Rows from a figure dataset

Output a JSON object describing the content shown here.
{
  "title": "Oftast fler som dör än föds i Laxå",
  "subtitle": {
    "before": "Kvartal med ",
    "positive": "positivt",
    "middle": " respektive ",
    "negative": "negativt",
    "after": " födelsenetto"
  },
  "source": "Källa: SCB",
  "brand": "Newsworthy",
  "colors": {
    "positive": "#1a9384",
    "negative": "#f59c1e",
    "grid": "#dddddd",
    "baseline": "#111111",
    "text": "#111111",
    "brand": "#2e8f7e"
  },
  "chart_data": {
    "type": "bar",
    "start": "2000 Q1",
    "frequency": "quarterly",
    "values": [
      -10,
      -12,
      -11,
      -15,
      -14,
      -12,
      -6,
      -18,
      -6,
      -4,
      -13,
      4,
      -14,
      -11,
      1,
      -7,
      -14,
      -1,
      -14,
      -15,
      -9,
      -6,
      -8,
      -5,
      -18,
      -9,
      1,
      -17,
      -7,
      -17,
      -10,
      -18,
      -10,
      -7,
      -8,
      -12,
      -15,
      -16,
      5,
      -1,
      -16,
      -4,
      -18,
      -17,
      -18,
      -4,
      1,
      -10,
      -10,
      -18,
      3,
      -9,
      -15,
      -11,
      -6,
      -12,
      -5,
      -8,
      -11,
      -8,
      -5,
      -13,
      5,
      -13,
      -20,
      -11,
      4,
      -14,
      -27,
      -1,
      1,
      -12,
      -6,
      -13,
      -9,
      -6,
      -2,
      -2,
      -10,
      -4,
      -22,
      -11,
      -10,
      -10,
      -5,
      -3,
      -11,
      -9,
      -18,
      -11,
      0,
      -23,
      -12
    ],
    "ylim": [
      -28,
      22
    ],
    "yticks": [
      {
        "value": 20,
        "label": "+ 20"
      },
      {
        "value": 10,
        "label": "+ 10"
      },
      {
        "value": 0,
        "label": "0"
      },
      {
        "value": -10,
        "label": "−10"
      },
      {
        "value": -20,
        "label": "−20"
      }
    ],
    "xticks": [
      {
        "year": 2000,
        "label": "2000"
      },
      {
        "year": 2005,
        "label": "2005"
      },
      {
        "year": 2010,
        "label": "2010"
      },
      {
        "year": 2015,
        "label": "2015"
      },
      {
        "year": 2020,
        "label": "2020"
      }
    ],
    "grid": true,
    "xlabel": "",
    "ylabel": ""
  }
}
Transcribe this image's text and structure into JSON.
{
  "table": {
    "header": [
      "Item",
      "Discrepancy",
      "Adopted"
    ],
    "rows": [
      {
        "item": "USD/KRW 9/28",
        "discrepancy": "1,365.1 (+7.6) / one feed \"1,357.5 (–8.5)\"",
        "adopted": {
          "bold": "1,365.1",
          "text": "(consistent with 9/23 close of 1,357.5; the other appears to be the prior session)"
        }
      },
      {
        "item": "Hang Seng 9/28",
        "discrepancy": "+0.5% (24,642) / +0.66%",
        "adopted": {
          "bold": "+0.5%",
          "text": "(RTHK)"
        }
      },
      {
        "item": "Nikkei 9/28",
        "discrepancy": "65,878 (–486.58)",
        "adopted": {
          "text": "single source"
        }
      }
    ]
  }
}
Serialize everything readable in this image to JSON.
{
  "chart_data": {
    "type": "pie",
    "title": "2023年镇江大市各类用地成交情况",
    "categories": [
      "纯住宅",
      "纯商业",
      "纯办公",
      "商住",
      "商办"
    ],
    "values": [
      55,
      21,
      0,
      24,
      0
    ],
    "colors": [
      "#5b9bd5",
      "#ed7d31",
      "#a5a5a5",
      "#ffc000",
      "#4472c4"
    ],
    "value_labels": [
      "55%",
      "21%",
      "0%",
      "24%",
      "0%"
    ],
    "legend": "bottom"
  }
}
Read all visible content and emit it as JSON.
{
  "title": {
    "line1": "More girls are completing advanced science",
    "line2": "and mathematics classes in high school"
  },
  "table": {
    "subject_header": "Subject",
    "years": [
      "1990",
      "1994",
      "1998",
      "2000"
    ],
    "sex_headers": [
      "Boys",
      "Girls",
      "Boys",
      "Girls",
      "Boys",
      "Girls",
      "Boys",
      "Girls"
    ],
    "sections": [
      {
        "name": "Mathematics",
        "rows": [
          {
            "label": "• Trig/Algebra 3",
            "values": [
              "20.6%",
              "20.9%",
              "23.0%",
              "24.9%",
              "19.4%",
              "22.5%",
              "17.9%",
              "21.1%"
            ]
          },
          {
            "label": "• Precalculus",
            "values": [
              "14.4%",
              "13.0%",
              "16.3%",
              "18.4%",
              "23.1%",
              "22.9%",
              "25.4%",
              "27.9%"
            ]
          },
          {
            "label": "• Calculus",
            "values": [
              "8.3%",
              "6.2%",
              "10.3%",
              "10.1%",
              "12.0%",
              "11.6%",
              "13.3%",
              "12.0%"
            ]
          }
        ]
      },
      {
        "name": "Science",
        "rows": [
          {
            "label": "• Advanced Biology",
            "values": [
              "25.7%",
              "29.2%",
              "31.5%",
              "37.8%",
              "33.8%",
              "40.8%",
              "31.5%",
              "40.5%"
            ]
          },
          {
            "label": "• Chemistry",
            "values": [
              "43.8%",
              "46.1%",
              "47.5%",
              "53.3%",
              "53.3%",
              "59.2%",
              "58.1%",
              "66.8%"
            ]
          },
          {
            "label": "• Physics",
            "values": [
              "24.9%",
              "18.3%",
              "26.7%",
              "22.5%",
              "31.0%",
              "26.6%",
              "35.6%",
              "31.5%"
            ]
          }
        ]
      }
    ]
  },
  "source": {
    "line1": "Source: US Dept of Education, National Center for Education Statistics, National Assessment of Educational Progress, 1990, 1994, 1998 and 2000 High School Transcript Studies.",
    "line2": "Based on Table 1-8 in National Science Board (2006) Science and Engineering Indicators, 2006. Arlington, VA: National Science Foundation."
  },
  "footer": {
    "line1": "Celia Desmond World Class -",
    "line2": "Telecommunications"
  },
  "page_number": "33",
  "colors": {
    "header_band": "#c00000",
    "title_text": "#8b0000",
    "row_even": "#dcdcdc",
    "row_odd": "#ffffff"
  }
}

◆ **Exercise brief**: Set down the listing in full, keeping every word exactly as it is.

◆ **Task answer**:
Output a JSON object describing the content shown here.
{
  "title": "Oftast fler som dör än föds i Laxå",
  "subtitle": {
    "before": "Kvartal med ",
    "positive": "positivt",
    "middle": " respektive ",
    "negative": "negativt",
    "after": " födelsenetto"
  },
  "source": "Källa: SCB",
  "brand": "Newsworthy",
  "colors": {
    "positive": "#1a9384",
    "negative": "#f59c1e",
    "grid": "#dddddd",
    "baseline": "#111111",
    "text": "#111111",
    "brand": "#2e8f7e"
  },
  "chart_data": {
    "type": "bar",
    "start": "2000 Q1",
    "frequency": "quarterly",
    "values": [
      -10,
      -12,
      -11,
      -15,
      -14,
      -12,
      -6,
      -18,
      -6,
      -4,
      -13,
      4,
      -14,
      -11,
      1,
      -7,
      -14,
      -1,
      -14,
      -15,
      -9,
      -6,
      -8,
      -5,
      -18,
      -9,
      1,
      -17,
      -7,
      -17,
      -10,
      -18,
      -10,
      -7,
      -8,
      -12,
      -15,
      -16,
      5,
      -1,
      -16,
      -4,
      -18,
      -17,
      -18,
      -4,
      1,
      -10,
      -10,
      -18,
      3,
      -9,
      -15,
      -11,
      -6,
      -12,
      -5,
      -8,
      -11,
      -8,
      -5,
      -13,
      5,
      -13,
      -20,
      -11,
      4,
      -14,
      -27,
      -1,
      1,
      -12,
      -6,
      -13,
      -9,
      -6,
      -2,
      -2,
      -10,
      -4,
      -22,
      -11,
      -10,
      -10,
      -5,
      -3,
      -11,
      -9,
      -18,
      -11,
      0,
      -23,
      -12
    ],
    "ylim": [
      -28,
      22
    ],
    "yticks": [
      {
        "value": 20,
        "label": "+ 20"
      },
      {
        "value": 10,
        "label": "+ 10"
      },
      {
        "value": 0,
        "label": "0"
      },
      {
        "value": -10,
        "label": "−10"
      },
      {
        "value": -20,
        "label": "−20"
      }
    ],
    "xticks": [
      {
        "year": 2000,
        "label": "2000"
      },
      {
        "year": 2005,
        "label": "2005"
      },
      {
        "year": 2010,
        "label": "2010"
      },
      {
        "year": 2015,
        "label": "2015"
      },
      {
        "year": 2020,
        "label": "2020"
      }
    ],
    "grid": true,
    "xlabel": "",
    "ylabel": ""
  }
}
Transcribe this image's text and structure into JSON.
{
  "table": {
    "header": [
      "Item",
      "Discrepancy",
      "Adopted"
    ],
    "rows": [
      {
        "item": "USD/KRW 9/28",
        "discrepancy": "1,365.1 (+7.6) / one feed \"1,357.5 (–8.5)\"",
        "adopted": {
          "bold": "1,365.1",
          "text": "(consistent with 9/23 close of 1,357.5; the other appears to be the prior session)"
        }
      },
      {
        "item": "Hang Seng 9/28",
        "discrepancy": "+0.5% (24,642) / +0.66%",
        "adopted": {
          "bold": "+0.5%",
          "text": "(RTHK)"
        }
      },
      {
        "item": "Nikkei 9/28",
        "discrepancy": "65,878 (–486.58)",
        "adopted": {
          "text": "single source"
        }
      }
    ]
  }
}
Serialize everything readable in this image to JSON.
{
  "chart_data": {
    "type": "pie",
    "title": "2023年镇江大市各类用地成交情况",
    "categories": [
      "纯住宅",
      "纯商业",
      "纯办公",
      "商住",
      "商办"
    ],
    "values": [
      55,
      21,
      0,
      24,
      0
    ],
    "colors": [
      "#5b9bd5",
      "#ed7d31",
      "#a5a5a5",
      "#ffc000",
      "#4472c4"
    ],
    "value_labels": [
      "55%",
      "21%",
      "0%",
      "24%",
      "0%"
    ],
    "legend": "bottom"
  }
}
Read all visible content and emit it as JSON.
{
  "title": {
    "line1": "More girls are completing advanced science",
    "line2": "and mathematics classes in high school"
  },
  "table": {
    "subject_header": "Subject",
    "years": [
      "1990",
      "1994",
      "1998",
      "2000"
    ],
    "sex_headers": [
      "Boys",
      "Girls",
      "Boys",
      "Girls",
      "Boys",
      "Girls",
      "Boys",
      "Girls"
    ],
    "sections": [
      {
        "name": "Mathematics",
        "rows": [
          {
            "label": "• Trig/Algebra 3",
            "values": [
              "20.6%",
              "20.9%",
              "23.0%",
              "24.9%",
              "19.4%",
              "22.5%",
              "17.9%",
              "21.1%"
            ]
          },
          {
            "label": "• Precalculus",
            "values": [
              "14.4%",
              "13.0%",
              "16.3%",
              "18.4%",
              "23.1%",
              "22.9%",
              "25.4%",
              "27.9%"
            ]
          },
          {
            "label": "• Calculus",
            "values": [
              "8.3%",
              "6.2%",
              "10.3%",
              "10.1%",
              "12.0%",
              "11.6%",
              "13.3%",
              "12.0%"
            ]
          }
        ]
      },
      {
        "name": "Science",
        "rows": [
          {
            "label": "• Advanced Biology",
            "values": [
              "25.7%",
              "29.2%",
              "31.5%",
              "37.8%",
              "33.8%",
              "40.8%",
              "31.5%",
              "40.5%"
            ]
          },
          {
            "label": "• Chemistry",
            "values": [
              "43.8%",
              "46.1%",
              "47.5%",
              "53.3%",
              "53.3%",
              "59.2%",
              "58.1%",
              "66.8%"
            ]
          },
          {
            "label": "• Physics",
            "values": [
              "24.9%",
              "18.3%",
              "26.7%",
              "22.5%",
              "31.0%",
              "26.6%",
              "35.6%",
              "31.5%"
            ]
          }
        ]
      }
    ]
  },
  "source": {
    "line1": "Source: US Dept of Education, National Center for Education Statistics, National Assessment of Educational Progress, 1990, 1994, 1998 and 2000 High School Transcript Studies.",
    "line2": "Based on Table 1-8 in National Science Board (2006) Science and Engineering Indicators, 2006. Arlington, VA: National Science Foundation."
  },
  "footer": {
    "line1": "Celia Desmond World Class -",
    "line2": "Telecommunications"
  },
  "page_number": "33",
  "colors": {
    "header_band": "#c00000",
    "title_text": "#8b0000",
    "row_even": "#dcdcdc",
    "row_odd": "#ffffff"
  }
}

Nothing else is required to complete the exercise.